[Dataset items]
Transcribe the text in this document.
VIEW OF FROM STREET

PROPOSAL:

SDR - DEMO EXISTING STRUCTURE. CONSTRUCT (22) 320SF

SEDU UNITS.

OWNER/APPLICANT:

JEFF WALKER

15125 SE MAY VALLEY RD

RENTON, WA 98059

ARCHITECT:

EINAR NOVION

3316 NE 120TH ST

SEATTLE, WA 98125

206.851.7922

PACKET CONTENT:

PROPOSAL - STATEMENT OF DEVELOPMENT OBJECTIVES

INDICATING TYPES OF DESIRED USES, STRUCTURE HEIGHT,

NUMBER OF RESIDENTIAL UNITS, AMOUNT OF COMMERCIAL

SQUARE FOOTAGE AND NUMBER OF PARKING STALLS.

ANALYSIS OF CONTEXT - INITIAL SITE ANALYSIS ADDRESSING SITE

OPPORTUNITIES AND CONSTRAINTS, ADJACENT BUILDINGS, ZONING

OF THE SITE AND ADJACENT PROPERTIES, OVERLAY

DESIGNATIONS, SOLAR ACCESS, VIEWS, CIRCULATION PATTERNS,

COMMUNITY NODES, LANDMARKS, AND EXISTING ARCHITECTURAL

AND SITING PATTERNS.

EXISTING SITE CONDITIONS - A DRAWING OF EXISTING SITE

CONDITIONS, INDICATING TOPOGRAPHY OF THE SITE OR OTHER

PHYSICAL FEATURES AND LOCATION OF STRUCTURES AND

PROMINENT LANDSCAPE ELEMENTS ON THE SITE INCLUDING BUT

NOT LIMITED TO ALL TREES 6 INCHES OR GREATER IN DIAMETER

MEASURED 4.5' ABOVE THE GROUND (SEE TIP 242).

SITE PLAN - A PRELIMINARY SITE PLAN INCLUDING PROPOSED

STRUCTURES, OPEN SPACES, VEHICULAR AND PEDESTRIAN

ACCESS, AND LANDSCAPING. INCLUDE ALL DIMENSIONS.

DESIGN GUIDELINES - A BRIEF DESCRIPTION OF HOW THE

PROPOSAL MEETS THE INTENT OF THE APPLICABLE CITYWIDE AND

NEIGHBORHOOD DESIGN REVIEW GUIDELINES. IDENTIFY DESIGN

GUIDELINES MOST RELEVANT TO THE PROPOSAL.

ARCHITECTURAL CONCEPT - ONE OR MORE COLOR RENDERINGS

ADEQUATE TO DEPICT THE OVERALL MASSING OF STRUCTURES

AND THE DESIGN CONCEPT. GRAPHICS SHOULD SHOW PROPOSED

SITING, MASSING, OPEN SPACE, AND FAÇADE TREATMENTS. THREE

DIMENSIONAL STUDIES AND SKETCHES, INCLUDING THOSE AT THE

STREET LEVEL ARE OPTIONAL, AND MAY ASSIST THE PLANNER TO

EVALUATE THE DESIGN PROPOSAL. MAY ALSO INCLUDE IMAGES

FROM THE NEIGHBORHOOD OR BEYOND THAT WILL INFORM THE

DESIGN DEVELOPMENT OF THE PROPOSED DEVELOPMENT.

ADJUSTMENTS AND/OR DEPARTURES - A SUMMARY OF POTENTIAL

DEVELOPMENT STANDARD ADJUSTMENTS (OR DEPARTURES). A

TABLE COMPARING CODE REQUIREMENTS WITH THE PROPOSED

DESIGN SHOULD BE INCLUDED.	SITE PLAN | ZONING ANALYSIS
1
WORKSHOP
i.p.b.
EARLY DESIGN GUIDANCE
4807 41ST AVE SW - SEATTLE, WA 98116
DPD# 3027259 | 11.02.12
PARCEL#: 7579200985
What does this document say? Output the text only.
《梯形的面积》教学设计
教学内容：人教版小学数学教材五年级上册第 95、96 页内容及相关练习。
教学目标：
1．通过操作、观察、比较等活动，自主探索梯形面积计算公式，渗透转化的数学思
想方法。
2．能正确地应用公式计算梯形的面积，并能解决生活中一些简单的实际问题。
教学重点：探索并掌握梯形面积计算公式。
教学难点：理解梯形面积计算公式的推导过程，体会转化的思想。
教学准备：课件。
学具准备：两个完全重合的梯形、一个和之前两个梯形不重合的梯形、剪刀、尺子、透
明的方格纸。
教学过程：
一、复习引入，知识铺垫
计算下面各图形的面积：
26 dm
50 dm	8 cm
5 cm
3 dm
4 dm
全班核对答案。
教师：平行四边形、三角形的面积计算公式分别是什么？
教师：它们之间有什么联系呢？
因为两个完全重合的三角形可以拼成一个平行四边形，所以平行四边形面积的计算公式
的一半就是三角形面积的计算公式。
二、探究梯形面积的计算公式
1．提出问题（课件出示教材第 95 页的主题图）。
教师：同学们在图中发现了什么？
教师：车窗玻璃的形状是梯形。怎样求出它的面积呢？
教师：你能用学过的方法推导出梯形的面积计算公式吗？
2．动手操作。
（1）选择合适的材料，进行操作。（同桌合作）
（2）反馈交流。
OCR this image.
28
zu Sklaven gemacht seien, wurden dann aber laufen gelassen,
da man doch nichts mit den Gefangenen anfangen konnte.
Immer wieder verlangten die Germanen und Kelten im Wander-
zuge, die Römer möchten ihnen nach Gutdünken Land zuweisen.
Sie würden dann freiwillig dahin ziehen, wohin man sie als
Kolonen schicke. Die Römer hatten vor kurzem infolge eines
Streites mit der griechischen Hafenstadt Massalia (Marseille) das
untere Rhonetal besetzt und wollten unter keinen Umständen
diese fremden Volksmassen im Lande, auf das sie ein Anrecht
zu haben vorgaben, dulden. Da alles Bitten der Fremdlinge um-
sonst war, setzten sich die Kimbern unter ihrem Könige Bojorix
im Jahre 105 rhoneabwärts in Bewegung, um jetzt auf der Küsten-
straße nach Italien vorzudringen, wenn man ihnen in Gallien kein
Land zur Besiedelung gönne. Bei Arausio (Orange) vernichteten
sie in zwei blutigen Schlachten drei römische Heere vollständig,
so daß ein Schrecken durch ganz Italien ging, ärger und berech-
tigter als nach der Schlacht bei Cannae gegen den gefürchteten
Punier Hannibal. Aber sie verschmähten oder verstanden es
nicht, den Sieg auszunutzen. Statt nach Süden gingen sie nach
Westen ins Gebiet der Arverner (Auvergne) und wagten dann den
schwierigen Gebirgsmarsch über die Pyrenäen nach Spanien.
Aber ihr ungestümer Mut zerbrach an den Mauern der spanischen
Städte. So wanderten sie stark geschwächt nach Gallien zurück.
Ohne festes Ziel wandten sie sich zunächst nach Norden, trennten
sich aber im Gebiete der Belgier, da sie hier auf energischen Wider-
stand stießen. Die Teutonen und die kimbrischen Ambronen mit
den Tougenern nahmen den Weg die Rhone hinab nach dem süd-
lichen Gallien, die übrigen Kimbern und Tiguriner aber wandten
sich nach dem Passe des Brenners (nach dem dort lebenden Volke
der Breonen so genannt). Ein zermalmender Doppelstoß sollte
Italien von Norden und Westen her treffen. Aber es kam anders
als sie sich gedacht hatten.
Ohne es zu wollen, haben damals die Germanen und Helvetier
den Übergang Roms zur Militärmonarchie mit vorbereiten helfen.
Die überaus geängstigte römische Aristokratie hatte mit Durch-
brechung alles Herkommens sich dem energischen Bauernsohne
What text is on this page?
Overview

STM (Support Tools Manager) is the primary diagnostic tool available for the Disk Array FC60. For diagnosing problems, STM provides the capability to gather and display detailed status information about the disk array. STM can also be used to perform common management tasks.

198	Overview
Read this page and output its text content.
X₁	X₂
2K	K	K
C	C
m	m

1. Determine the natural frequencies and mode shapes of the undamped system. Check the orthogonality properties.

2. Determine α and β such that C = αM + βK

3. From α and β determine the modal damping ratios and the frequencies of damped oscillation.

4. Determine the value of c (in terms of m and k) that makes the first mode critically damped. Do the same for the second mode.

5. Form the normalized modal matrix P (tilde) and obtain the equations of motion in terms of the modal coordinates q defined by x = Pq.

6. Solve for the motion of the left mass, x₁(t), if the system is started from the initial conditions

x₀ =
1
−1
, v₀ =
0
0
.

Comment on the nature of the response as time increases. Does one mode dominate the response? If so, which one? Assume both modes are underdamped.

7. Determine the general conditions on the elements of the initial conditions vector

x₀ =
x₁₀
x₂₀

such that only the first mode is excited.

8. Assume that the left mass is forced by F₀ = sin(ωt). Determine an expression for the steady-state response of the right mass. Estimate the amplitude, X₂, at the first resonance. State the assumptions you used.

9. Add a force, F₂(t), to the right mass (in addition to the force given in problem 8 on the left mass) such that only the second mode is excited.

### What to do
Copy out each line of the records where the string "modal" appears.

### Reply
3. From α and β determine the modal damping ratios and the frequencies of damped oscillation.
5. Form the normalized modal matrix P (tilde) and obtain the equations of motion in terms of the modal coordinates q defined by x = Pq.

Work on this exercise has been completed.